Data entries
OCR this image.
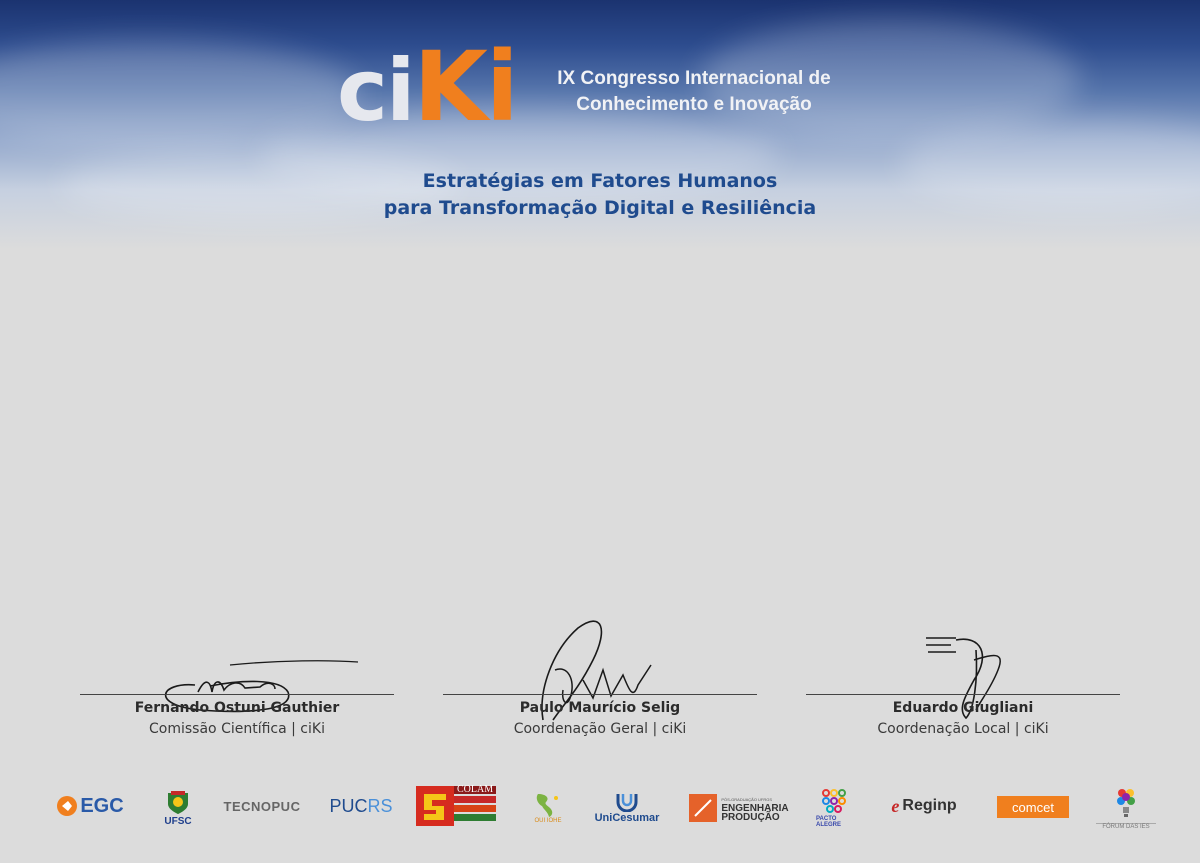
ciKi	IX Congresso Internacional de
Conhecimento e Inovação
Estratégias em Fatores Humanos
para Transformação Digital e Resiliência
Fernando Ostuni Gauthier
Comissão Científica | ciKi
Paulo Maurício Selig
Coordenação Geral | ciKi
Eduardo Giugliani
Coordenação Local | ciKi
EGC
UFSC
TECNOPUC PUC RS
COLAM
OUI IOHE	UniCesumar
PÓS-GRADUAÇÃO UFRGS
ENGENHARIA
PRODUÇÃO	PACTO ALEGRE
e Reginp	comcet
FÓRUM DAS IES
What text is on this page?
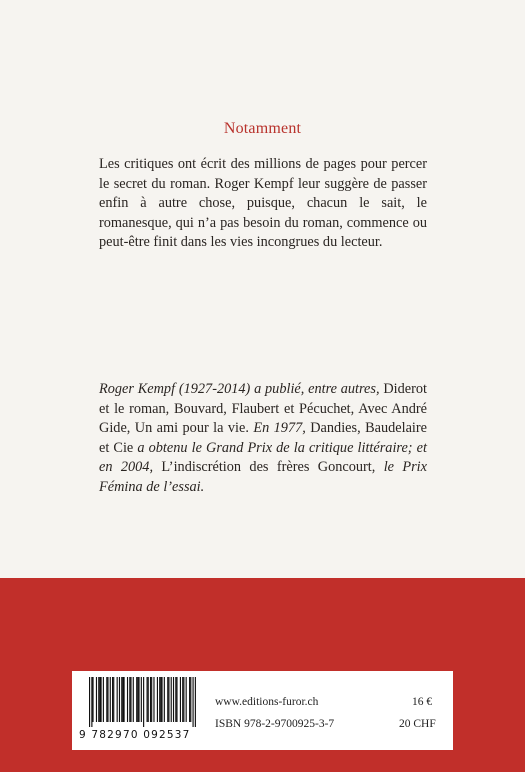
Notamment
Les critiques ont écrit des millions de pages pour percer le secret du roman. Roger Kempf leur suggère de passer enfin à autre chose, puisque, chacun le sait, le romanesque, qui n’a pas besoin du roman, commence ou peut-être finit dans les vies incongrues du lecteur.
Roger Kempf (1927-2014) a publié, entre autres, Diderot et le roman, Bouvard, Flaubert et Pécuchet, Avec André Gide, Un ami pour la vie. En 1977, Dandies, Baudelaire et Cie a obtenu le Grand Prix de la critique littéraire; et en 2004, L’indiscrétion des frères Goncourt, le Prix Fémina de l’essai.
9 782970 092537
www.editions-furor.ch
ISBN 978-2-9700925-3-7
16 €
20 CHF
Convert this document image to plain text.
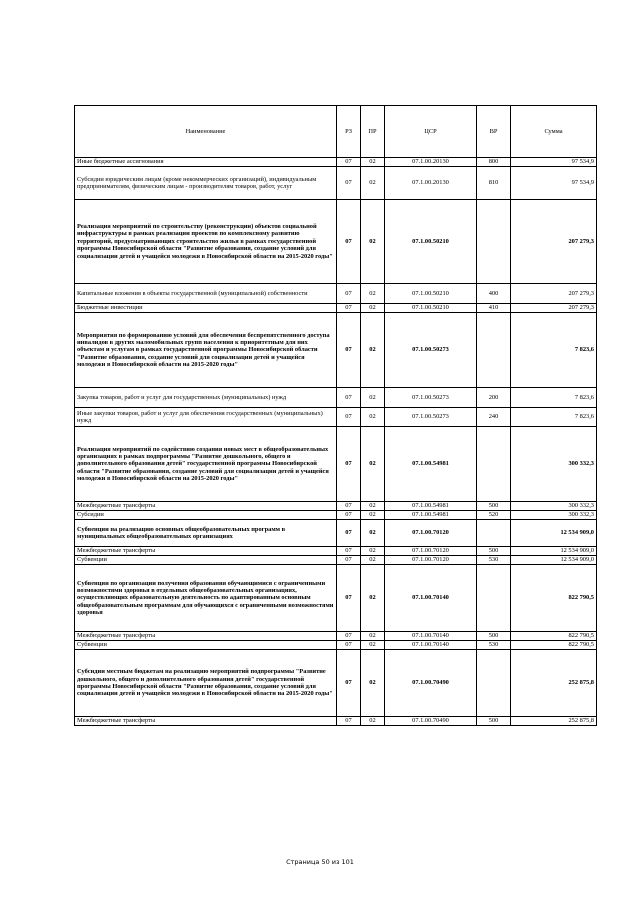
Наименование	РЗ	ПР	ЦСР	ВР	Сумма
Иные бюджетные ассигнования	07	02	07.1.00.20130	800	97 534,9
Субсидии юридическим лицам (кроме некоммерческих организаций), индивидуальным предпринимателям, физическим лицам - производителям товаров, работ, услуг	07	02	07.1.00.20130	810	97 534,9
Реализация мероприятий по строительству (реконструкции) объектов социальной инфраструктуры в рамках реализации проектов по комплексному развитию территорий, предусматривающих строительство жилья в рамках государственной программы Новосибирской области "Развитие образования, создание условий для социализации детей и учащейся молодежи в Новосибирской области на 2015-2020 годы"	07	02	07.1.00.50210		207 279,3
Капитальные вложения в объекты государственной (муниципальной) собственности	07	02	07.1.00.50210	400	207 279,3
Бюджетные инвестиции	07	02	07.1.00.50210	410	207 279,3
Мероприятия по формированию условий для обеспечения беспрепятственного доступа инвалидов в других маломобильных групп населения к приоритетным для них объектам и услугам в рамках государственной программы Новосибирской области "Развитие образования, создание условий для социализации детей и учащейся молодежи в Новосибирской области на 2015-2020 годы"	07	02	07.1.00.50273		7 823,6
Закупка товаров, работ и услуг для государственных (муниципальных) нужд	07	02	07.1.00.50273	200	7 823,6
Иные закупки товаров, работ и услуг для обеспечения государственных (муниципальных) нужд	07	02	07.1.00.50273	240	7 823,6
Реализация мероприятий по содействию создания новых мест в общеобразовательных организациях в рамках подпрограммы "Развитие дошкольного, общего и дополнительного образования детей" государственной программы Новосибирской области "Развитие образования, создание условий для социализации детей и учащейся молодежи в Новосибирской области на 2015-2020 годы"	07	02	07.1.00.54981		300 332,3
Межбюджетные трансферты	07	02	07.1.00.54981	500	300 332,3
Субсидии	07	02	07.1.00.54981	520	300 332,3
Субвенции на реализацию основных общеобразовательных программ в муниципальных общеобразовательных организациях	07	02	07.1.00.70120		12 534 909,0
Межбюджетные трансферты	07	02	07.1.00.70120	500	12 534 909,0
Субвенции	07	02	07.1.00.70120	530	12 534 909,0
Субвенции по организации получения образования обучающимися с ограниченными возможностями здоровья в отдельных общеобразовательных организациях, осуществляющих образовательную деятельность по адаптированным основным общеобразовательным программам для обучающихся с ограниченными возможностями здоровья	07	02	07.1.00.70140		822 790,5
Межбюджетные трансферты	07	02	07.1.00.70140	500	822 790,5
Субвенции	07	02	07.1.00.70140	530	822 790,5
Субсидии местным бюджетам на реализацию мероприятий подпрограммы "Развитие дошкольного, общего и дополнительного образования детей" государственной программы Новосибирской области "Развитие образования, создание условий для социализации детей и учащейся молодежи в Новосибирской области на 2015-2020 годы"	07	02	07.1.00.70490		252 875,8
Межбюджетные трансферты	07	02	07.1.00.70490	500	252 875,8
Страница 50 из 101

--

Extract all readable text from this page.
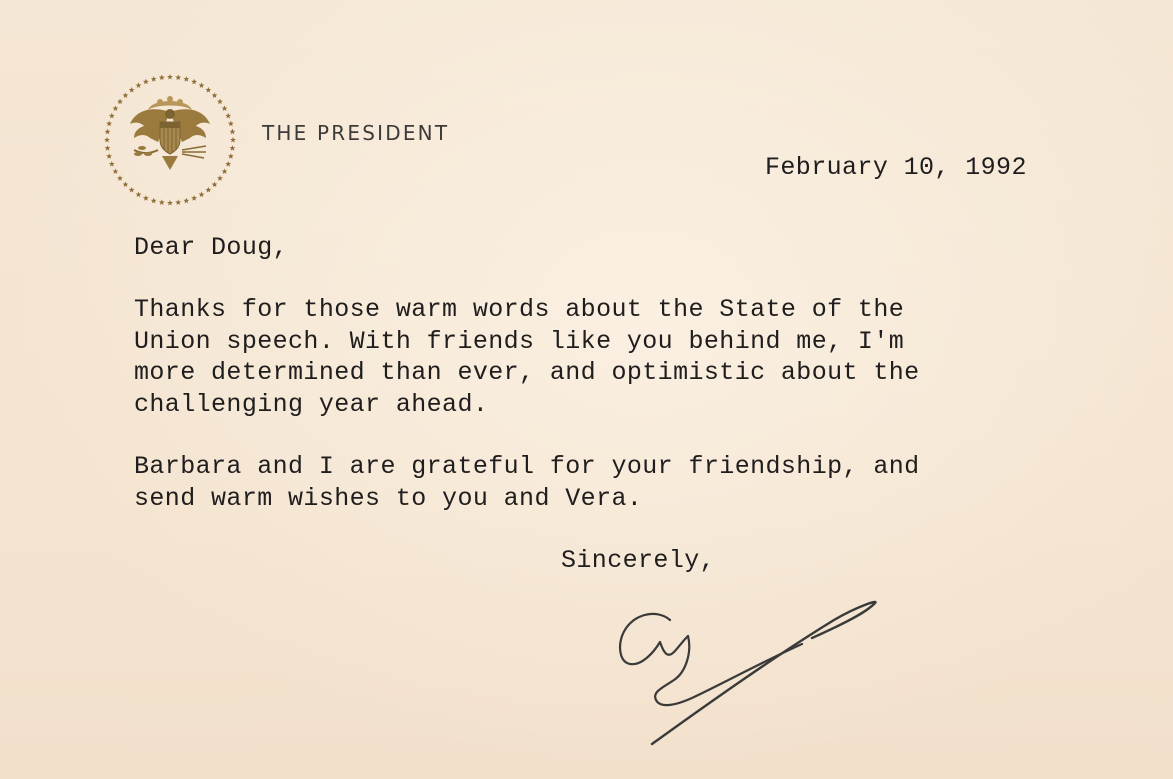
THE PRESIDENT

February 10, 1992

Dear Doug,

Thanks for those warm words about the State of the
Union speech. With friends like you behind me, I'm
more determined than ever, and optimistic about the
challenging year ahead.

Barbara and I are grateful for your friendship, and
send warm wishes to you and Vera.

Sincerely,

--

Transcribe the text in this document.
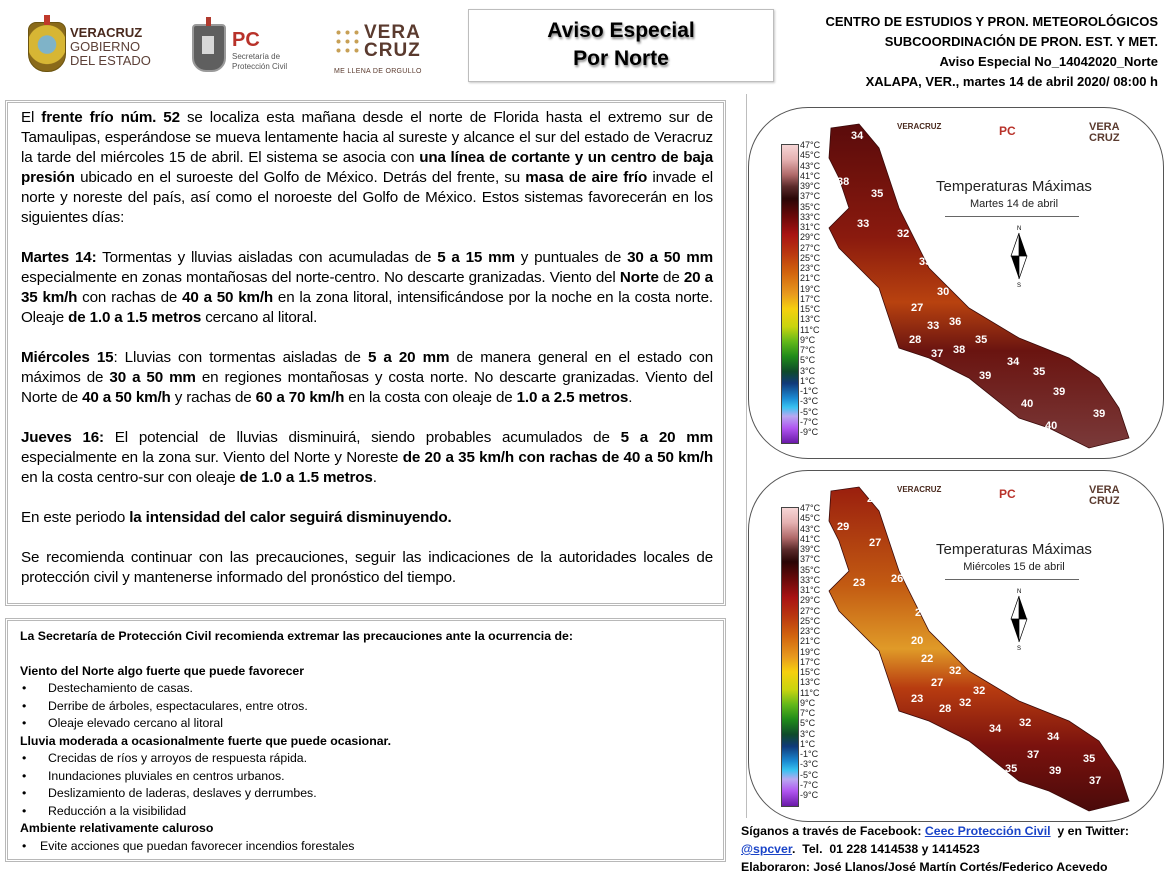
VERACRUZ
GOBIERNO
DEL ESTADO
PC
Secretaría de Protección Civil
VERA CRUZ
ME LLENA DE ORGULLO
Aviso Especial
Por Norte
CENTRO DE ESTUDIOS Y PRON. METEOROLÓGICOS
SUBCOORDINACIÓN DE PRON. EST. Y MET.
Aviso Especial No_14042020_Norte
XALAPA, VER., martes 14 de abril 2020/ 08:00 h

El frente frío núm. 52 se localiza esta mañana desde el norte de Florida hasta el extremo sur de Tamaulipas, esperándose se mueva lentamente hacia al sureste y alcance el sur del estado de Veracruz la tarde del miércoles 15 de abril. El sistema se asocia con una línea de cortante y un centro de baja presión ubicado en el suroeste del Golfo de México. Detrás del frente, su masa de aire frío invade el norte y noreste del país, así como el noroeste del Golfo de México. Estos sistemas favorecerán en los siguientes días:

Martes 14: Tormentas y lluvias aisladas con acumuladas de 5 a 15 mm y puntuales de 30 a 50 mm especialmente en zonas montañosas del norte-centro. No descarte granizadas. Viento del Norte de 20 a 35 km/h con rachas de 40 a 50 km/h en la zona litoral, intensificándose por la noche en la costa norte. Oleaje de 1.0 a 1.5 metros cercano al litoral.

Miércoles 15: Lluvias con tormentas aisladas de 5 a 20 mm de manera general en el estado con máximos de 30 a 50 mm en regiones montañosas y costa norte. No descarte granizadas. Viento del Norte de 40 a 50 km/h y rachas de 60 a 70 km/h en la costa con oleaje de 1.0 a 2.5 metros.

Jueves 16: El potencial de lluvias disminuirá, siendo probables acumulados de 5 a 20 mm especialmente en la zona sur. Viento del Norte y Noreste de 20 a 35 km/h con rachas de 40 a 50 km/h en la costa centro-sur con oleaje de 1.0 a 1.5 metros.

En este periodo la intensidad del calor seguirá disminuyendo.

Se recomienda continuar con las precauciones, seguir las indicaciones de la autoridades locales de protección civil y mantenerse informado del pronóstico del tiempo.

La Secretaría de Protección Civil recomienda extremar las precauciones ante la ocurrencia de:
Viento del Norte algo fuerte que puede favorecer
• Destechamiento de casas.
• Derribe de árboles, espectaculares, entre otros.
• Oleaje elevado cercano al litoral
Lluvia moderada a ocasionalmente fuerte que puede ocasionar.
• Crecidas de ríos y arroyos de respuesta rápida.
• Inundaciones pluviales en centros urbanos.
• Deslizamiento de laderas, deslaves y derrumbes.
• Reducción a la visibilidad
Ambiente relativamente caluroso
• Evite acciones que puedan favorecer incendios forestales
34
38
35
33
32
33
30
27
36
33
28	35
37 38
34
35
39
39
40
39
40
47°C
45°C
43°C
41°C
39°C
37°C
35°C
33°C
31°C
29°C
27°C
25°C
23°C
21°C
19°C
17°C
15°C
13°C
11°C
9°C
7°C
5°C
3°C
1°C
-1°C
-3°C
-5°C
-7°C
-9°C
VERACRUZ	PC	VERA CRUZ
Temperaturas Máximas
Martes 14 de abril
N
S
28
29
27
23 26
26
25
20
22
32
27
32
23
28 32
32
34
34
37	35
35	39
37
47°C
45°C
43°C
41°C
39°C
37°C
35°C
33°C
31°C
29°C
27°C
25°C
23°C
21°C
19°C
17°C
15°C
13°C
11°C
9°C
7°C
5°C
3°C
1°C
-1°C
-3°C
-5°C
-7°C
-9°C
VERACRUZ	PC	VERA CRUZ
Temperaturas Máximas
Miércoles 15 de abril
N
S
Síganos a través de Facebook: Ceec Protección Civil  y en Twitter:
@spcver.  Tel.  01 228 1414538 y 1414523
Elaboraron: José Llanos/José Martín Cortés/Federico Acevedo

## The task
From the data above, pick out each line containing "Межбюджетные" and copy it.

## Output for this exercise
Межбюджетные трансферты	07	02	07.1.00.54981	500	300 332,3
Межбюджетные трансферты	07	02	07.1.00.70120	500	12 534 909,0
Межбюджетные трансферты	07	02	07.1.00.70140	500	822 790,5
Межбюджетные трансферты	07	02	07.1.00.70490	500	252 875,8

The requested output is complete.